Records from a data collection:
▬▬▬▬▬▬▬▬▬▬
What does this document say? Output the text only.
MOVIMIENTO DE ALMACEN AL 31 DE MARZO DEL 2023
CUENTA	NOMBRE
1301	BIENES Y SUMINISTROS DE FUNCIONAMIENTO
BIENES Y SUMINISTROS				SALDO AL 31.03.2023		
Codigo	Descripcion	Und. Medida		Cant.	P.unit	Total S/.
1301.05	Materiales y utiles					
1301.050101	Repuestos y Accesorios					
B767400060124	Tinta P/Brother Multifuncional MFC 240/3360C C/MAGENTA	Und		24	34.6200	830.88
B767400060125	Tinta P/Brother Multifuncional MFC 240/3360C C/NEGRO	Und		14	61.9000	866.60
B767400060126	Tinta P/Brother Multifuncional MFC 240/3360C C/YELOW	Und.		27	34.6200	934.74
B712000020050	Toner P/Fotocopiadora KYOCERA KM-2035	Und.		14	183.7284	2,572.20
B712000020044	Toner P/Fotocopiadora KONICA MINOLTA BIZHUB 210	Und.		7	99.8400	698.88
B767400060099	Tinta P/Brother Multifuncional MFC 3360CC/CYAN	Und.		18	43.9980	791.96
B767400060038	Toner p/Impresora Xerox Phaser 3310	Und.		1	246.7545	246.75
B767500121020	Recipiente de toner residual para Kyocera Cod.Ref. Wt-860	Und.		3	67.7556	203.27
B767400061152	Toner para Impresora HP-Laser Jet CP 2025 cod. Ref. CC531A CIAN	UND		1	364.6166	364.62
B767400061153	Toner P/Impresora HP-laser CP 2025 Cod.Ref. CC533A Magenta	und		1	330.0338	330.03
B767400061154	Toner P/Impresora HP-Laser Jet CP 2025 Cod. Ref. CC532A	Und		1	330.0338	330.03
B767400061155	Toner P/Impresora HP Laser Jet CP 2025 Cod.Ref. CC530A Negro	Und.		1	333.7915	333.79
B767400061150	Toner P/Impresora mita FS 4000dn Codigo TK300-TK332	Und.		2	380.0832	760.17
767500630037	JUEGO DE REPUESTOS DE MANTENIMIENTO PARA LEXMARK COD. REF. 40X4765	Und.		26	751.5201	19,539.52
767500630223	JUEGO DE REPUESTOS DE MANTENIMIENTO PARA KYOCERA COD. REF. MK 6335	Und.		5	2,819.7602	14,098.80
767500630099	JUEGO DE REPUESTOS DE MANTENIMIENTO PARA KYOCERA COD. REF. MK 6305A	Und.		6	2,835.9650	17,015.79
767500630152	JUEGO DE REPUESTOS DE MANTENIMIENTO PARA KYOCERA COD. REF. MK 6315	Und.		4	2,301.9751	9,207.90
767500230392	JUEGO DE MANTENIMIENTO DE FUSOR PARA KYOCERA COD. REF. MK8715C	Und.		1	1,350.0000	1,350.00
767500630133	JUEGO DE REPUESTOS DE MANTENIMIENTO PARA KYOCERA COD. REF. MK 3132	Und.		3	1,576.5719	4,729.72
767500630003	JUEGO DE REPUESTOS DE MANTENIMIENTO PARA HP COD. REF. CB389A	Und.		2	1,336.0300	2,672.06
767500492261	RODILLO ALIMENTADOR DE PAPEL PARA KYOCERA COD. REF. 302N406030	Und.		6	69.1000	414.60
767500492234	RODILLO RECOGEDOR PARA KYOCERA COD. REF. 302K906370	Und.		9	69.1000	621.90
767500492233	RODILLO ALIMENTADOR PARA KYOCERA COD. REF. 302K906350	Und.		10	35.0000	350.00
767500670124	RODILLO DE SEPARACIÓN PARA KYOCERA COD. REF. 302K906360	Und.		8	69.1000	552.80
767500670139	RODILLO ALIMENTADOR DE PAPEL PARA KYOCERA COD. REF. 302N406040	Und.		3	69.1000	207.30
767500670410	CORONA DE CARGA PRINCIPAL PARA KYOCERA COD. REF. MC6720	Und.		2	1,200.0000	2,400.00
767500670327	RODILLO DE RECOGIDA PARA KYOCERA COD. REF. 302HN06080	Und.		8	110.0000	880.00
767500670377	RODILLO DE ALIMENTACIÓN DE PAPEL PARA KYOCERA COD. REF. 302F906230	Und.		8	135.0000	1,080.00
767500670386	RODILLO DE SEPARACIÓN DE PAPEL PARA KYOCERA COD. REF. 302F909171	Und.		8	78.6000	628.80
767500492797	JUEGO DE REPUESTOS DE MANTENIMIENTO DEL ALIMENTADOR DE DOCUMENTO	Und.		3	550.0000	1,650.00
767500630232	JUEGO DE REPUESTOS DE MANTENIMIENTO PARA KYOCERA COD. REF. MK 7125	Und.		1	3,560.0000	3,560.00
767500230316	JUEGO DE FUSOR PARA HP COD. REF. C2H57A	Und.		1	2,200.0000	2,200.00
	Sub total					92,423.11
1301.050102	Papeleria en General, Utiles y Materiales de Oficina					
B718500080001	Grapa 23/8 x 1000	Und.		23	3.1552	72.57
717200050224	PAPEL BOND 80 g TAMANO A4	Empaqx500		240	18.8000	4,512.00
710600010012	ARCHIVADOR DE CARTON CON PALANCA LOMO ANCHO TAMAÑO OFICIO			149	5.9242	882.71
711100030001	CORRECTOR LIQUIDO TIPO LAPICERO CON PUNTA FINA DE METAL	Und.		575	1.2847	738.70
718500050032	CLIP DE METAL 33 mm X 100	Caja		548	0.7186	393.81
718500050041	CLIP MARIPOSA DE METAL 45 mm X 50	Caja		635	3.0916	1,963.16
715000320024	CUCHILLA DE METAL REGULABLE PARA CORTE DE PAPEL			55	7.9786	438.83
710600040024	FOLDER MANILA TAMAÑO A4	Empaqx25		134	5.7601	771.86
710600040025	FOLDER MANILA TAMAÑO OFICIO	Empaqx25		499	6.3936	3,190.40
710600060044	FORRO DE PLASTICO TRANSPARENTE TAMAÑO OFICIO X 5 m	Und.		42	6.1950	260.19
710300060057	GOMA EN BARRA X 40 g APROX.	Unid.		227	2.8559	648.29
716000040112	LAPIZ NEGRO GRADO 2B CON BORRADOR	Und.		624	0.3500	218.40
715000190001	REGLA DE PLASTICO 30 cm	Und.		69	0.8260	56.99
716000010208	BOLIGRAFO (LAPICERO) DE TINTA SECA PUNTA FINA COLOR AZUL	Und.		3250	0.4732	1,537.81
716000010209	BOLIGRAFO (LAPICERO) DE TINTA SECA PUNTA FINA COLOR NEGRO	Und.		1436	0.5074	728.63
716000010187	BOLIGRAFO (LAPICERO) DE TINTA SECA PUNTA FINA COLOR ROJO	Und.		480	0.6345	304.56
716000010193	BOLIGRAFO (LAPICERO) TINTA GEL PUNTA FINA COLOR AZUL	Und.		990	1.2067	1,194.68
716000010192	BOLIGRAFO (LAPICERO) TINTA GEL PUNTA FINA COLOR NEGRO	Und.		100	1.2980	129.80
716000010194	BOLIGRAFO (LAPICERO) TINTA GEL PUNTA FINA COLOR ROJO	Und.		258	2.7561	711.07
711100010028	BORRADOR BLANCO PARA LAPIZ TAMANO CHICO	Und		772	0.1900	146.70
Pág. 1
▬▬▬▬▬▬▬▬▬▬
STATED TASK: Looking at the records above, work out how many lines include the string "Impresora". Give the number and nothing else.

EXERCISE ANSWER: 6